◆ **Your instructions**
Copy out all of the material exactly as presented.

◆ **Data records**
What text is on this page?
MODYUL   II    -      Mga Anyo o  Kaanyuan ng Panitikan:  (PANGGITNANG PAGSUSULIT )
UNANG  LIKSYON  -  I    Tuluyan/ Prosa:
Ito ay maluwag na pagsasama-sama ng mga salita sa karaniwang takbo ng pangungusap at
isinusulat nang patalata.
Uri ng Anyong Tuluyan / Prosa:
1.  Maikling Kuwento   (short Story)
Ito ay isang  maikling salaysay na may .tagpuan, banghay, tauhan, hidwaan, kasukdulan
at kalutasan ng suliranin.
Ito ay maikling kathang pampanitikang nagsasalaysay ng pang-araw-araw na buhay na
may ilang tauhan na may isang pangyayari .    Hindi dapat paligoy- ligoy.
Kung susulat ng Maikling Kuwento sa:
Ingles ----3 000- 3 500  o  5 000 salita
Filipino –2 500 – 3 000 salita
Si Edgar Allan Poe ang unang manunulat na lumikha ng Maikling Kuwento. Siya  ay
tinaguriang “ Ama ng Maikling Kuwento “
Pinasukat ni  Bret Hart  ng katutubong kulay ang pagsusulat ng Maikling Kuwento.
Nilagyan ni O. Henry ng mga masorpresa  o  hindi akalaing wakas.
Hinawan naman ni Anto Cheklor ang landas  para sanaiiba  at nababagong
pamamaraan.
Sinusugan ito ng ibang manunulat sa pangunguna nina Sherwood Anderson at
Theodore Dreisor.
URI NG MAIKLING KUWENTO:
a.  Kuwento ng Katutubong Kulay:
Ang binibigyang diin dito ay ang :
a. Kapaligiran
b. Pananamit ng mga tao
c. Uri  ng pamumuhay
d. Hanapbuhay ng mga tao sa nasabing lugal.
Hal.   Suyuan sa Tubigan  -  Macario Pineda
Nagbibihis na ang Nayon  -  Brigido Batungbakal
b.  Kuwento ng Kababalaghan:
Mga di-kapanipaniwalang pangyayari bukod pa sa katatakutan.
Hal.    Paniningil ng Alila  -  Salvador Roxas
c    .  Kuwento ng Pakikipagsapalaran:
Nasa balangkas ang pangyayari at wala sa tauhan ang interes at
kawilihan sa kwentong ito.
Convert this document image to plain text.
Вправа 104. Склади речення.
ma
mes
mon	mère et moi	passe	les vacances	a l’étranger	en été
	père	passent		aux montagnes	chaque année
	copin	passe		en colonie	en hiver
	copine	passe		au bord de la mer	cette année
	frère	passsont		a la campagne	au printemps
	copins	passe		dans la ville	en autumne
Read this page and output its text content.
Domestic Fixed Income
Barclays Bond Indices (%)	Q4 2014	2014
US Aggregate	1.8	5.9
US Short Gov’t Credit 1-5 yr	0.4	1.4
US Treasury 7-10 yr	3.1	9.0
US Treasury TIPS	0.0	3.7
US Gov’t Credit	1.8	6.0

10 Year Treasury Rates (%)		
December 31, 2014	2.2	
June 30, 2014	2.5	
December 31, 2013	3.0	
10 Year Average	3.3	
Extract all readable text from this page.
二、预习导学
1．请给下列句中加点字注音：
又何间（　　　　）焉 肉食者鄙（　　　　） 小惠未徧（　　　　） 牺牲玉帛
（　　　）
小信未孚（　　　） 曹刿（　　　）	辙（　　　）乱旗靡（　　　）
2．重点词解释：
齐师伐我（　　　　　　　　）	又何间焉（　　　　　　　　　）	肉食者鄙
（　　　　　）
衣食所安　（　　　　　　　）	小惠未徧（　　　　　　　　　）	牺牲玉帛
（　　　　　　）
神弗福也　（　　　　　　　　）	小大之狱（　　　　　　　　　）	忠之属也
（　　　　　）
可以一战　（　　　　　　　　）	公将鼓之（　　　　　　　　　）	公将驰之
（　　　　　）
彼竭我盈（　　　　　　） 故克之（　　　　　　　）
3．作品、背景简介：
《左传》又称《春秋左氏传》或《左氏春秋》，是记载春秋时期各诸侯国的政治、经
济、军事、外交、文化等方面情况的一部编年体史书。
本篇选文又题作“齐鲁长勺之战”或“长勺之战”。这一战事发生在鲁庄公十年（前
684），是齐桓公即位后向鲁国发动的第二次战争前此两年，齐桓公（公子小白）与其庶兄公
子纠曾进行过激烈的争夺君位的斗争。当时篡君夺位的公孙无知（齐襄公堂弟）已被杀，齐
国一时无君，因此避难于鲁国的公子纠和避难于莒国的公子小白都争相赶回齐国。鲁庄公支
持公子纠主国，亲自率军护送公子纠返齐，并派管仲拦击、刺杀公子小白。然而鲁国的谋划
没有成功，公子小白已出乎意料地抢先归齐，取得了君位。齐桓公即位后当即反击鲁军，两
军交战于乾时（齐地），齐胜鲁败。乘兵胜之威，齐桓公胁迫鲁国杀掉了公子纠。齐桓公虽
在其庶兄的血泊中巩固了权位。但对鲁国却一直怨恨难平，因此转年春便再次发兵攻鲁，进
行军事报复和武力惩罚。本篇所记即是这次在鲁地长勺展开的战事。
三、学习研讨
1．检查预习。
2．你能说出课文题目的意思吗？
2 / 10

◆ **Written solution**
What text is on this page?
MODYUL   II    -      Mga Anyo o  Kaanyuan ng Panitikan:  (PANGGITNANG PAGSUSULIT )
UNANG  LIKSYON  -  I    Tuluyan/ Prosa:
Ito ay maluwag na pagsasama-sama ng mga salita sa karaniwang takbo ng pangungusap at
isinusulat nang patalata.
Uri ng Anyong Tuluyan / Prosa:
1.  Maikling Kuwento   (short Story)
Ito ay isang  maikling salaysay na may .tagpuan, banghay, tauhan, hidwaan, kasukdulan
at kalutasan ng suliranin.
Ito ay maikling kathang pampanitikang nagsasalaysay ng pang-araw-araw na buhay na
may ilang tauhan na may isang pangyayari .    Hindi dapat paligoy- ligoy.
Kung susulat ng Maikling Kuwento sa:
Ingles ----3 000- 3 500  o  5 000 salita
Filipino –2 500 – 3 000 salita
Si Edgar Allan Poe ang unang manunulat na lumikha ng Maikling Kuwento. Siya  ay
tinaguriang “ Ama ng Maikling Kuwento “
Pinasukat ni  Bret Hart  ng katutubong kulay ang pagsusulat ng Maikling Kuwento.
Nilagyan ni O. Henry ng mga masorpresa  o  hindi akalaing wakas.
Hinawan naman ni Anto Cheklor ang landas  para sanaiiba  at nababagong
pamamaraan.
Sinusugan ito ng ibang manunulat sa pangunguna nina Sherwood Anderson at
Theodore Dreisor.
URI NG MAIKLING KUWENTO:
a.  Kuwento ng Katutubong Kulay:
Ang binibigyang diin dito ay ang :
a. Kapaligiran
b. Pananamit ng mga tao
c. Uri  ng pamumuhay
d. Hanapbuhay ng mga tao sa nasabing lugal.
Hal.   Suyuan sa Tubigan  -  Macario Pineda
Nagbibihis na ang Nayon  -  Brigido Batungbakal
b.  Kuwento ng Kababalaghan:
Mga di-kapanipaniwalang pangyayari bukod pa sa katatakutan.
Hal.    Paniningil ng Alila  -  Salvador Roxas
c    .  Kuwento ng Pakikipagsapalaran:
Nasa balangkas ang pangyayari at wala sa tauhan ang interes at
kawilihan sa kwentong ito.
Convert this document image to plain text.
Вправа 104. Склади речення.
ma
mes
mon	mère et moi	passe	les vacances	a l’étranger	en été
	père	passent		aux montagnes	chaque année
	copin	passe		en colonie	en hiver
	copine	passe		au bord de la mer	cette année
	frère	passsont		a la campagne	au printemps
	copins	passe		dans la ville	en autumne
Read this page and output its text content.
Domestic Fixed Income
Barclays Bond Indices (%)	Q4 2014	2014
US Aggregate	1.8	5.9
US Short Gov’t Credit 1-5 yr	0.4	1.4
US Treasury 7-10 yr	3.1	9.0
US Treasury TIPS	0.0	3.7
US Gov’t Credit	1.8	6.0

10 Year Treasury Rates (%)		
December 31, 2014	2.2	
June 30, 2014	2.5	
December 31, 2013	3.0	
10 Year Average	3.3	
Extract all readable text from this page.
二、预习导学
1．请给下列句中加点字注音：
又何间（　　　　）焉 肉食者鄙（　　　　） 小惠未徧（　　　　） 牺牲玉帛
（　　　）
小信未孚（　　　） 曹刿（　　　）	辙（　　　）乱旗靡（　　　）
2．重点词解释：
齐师伐我（　　　　　　　　）	又何间焉（　　　　　　　　　）	肉食者鄙
（　　　　　）
衣食所安　（　　　　　　　）	小惠未徧（　　　　　　　　　）	牺牲玉帛
（　　　　　　）
神弗福也　（　　　　　　　　）	小大之狱（　　　　　　　　　）	忠之属也
（　　　　　）
可以一战　（　　　　　　　　）	公将鼓之（　　　　　　　　　）	公将驰之
（　　　　　）
彼竭我盈（　　　　　　） 故克之（　　　　　　　）
3．作品、背景简介：
《左传》又称《春秋左氏传》或《左氏春秋》，是记载春秋时期各诸侯国的政治、经
济、军事、外交、文化等方面情况的一部编年体史书。
本篇选文又题作“齐鲁长勺之战”或“长勺之战”。这一战事发生在鲁庄公十年（前
684），是齐桓公即位后向鲁国发动的第二次战争前此两年，齐桓公（公子小白）与其庶兄公
子纠曾进行过激烈的争夺君位的斗争。当时篡君夺位的公孙无知（齐襄公堂弟）已被杀，齐
国一时无君，因此避难于鲁国的公子纠和避难于莒国的公子小白都争相赶回齐国。鲁庄公支
持公子纠主国，亲自率军护送公子纠返齐，并派管仲拦击、刺杀公子小白。然而鲁国的谋划
没有成功，公子小白已出乎意料地抢先归齐，取得了君位。齐桓公即位后当即反击鲁军，两
军交战于乾时（齐地），齐胜鲁败。乘兵胜之威，齐桓公胁迫鲁国杀掉了公子纠。齐桓公虽
在其庶兄的血泊中巩固了权位。但对鲁国却一直怨恨难平，因此转年春便再次发兵攻鲁，进
行军事报复和武力惩罚。本篇所记即是这次在鲁地长勺展开的战事。
三、学习研讨
1．检查预习。
2．你能说出课文题目的意思吗？
2 / 10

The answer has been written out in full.